# [Aim of the exercise]
Go through the records and copy each line where the word "xlabel" occurs.

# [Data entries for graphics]

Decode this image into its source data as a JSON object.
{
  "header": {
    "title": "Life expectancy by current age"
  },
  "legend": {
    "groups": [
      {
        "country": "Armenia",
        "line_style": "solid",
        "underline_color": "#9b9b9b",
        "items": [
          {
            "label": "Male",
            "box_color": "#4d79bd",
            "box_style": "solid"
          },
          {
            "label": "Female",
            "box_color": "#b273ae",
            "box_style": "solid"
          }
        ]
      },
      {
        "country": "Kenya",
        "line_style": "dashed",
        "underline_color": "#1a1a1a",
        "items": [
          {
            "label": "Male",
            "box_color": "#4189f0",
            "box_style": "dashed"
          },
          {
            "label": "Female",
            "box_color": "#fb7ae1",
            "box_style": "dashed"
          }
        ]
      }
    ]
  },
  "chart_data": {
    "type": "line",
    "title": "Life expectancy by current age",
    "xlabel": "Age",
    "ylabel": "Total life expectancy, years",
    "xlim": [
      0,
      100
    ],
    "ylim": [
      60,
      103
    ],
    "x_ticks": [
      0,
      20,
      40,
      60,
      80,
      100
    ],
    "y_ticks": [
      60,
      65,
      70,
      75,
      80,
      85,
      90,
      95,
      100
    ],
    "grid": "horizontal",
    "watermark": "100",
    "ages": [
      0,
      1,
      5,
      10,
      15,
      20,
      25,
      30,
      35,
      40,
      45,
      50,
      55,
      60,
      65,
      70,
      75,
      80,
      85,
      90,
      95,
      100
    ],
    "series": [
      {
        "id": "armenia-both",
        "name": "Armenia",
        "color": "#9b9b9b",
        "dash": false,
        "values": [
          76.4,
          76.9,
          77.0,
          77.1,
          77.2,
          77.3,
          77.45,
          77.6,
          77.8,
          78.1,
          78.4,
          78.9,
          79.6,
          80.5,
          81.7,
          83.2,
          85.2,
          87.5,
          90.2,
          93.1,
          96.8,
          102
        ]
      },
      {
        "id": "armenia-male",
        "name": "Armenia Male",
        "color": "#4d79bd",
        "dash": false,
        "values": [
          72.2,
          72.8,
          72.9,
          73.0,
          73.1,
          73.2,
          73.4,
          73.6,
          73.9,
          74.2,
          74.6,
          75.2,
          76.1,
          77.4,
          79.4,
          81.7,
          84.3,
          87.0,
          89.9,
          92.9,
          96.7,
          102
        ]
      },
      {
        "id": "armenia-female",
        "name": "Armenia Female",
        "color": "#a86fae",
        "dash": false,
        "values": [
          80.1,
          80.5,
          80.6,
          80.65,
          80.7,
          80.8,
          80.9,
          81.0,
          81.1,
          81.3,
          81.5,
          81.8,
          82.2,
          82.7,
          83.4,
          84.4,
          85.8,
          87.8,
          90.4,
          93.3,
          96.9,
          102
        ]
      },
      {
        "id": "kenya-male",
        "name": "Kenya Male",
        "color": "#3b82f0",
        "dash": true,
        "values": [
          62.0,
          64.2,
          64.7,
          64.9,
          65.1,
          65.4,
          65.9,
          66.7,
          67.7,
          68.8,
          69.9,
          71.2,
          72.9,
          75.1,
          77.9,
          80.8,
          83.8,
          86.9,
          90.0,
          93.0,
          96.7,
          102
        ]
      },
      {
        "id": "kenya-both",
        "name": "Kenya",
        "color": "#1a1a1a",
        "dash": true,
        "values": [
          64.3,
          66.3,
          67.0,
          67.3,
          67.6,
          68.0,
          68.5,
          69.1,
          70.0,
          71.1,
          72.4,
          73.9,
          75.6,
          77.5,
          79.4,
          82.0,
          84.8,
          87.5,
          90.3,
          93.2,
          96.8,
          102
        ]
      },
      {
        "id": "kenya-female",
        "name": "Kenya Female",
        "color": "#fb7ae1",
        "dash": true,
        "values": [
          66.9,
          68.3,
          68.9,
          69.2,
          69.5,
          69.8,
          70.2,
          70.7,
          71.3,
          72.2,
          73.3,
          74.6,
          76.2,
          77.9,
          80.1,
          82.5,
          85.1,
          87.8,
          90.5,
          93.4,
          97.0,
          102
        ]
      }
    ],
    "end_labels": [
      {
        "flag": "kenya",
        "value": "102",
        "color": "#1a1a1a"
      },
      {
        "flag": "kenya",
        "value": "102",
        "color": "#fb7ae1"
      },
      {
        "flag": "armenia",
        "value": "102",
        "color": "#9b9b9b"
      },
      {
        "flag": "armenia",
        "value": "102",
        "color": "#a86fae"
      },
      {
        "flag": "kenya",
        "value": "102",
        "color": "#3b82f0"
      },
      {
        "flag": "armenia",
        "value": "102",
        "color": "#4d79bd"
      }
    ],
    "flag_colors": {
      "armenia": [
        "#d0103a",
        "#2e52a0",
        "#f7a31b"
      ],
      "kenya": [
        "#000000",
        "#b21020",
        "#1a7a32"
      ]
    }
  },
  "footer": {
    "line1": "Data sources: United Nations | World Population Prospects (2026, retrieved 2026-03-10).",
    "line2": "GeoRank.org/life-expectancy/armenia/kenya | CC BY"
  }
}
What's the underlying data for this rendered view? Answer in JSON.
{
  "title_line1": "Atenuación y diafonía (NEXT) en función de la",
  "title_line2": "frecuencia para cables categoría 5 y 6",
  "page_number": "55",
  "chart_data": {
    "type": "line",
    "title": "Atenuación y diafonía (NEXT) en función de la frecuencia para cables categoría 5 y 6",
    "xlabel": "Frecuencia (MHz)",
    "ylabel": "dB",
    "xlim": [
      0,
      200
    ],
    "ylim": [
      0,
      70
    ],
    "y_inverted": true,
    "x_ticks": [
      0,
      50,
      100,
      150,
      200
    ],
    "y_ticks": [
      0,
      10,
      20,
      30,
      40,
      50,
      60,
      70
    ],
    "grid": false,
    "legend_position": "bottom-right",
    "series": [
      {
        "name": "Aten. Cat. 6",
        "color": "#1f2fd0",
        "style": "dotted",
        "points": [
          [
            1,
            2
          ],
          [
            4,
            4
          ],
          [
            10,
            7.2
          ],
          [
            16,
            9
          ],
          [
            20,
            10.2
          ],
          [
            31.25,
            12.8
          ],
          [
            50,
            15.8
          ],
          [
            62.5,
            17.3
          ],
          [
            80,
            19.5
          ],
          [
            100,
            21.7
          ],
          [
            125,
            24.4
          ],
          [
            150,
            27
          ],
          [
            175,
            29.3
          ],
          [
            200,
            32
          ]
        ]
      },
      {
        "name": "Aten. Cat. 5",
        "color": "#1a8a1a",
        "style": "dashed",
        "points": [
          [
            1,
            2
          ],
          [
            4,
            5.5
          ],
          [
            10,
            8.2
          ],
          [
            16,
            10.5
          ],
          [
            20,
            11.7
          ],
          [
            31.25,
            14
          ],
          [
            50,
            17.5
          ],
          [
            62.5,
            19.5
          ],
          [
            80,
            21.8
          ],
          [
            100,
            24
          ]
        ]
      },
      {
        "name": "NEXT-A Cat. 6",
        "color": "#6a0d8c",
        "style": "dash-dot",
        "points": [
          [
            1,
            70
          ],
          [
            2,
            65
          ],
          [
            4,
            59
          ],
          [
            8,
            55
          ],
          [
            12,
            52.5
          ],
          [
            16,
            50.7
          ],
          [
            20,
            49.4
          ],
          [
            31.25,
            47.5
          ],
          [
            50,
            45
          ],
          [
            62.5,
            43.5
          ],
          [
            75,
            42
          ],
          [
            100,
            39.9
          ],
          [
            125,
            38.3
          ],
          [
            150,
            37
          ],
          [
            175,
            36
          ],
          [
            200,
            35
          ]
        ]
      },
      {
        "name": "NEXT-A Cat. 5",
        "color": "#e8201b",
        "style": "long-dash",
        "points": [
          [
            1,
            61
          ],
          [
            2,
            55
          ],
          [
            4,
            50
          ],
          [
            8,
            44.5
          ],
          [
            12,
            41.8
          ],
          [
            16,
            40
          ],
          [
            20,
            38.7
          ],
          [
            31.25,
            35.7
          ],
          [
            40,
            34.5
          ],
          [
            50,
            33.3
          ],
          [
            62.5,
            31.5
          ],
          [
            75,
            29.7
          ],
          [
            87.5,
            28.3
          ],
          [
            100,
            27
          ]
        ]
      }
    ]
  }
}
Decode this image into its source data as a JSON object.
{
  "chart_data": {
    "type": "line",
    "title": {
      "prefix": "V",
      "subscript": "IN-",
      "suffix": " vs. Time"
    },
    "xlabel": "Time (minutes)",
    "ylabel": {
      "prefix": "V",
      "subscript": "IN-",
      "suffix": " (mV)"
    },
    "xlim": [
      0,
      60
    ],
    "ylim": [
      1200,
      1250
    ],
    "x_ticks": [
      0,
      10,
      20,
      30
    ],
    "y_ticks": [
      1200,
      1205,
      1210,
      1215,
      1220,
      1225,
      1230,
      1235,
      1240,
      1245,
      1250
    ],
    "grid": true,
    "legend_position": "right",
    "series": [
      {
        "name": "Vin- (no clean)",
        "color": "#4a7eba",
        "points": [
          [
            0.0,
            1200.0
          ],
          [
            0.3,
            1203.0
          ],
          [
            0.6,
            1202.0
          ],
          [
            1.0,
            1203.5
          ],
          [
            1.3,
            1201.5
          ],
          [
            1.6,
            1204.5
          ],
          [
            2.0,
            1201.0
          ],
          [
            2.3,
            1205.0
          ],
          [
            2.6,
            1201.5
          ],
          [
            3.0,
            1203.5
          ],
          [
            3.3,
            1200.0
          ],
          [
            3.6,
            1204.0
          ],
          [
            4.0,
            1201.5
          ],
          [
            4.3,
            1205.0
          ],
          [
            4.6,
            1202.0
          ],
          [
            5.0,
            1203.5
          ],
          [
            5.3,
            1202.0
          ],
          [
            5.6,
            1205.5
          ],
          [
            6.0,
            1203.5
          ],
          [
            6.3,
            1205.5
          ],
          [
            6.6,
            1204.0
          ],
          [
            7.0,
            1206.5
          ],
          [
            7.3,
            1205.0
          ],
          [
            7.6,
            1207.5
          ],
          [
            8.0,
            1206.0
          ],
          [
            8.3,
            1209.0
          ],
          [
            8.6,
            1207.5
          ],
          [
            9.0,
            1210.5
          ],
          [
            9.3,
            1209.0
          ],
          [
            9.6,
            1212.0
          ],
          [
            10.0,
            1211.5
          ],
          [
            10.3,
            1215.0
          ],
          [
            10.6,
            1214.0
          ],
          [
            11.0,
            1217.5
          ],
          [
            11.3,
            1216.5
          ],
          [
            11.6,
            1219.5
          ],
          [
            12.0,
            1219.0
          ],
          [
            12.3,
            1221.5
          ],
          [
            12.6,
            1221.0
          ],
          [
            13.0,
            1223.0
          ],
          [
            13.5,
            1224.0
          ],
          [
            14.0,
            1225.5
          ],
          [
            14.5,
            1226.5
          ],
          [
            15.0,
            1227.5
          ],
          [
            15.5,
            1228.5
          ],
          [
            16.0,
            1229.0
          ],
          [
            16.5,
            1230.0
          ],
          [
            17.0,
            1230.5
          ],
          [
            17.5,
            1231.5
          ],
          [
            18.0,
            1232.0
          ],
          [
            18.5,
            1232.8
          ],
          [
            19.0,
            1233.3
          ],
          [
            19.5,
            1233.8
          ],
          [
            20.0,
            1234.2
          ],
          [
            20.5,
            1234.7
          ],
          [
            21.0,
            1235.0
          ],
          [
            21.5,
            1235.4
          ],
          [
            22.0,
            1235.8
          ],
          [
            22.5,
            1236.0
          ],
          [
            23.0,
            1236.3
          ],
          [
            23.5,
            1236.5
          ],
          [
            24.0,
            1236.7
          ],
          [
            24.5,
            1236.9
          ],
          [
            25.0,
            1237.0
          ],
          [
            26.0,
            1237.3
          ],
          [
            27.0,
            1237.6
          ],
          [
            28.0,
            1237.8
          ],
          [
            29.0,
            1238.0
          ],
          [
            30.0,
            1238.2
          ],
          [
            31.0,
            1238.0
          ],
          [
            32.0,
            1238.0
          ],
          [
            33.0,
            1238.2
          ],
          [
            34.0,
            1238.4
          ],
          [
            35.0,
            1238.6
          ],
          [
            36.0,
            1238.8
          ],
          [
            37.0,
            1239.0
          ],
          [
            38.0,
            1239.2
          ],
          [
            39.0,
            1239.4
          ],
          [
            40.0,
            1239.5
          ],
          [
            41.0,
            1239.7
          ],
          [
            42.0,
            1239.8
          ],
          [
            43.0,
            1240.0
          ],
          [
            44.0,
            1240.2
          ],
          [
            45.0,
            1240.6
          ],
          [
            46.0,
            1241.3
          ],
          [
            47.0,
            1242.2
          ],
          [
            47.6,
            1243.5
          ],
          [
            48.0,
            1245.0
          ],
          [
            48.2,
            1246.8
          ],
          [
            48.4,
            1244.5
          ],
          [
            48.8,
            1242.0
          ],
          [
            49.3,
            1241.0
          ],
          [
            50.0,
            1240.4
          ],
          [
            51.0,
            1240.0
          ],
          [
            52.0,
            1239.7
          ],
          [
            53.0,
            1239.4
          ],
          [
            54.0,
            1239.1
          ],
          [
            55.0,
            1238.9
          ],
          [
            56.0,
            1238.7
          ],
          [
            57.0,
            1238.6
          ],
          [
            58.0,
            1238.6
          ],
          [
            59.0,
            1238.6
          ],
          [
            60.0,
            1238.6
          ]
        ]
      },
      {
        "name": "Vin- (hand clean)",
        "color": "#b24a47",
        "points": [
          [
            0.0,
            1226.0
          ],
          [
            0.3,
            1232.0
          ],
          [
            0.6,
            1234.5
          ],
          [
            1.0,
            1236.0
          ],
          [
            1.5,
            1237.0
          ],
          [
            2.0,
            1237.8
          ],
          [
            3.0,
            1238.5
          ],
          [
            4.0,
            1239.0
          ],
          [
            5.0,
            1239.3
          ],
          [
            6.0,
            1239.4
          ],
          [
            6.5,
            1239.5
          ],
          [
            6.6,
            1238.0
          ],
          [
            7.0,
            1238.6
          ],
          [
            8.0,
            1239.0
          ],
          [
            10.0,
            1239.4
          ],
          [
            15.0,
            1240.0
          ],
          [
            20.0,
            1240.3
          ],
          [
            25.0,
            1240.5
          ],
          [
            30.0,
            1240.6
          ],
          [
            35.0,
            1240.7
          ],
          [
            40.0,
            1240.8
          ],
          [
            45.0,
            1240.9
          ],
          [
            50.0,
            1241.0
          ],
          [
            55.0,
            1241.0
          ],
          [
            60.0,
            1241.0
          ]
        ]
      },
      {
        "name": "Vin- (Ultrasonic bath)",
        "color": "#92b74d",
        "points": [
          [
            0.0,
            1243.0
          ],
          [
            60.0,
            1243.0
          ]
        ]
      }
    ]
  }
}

# [In response]
    "xlabel": "Age",
    "xlabel": "Frecuencia (MHz)",
    "xlabel": "Time (minutes)",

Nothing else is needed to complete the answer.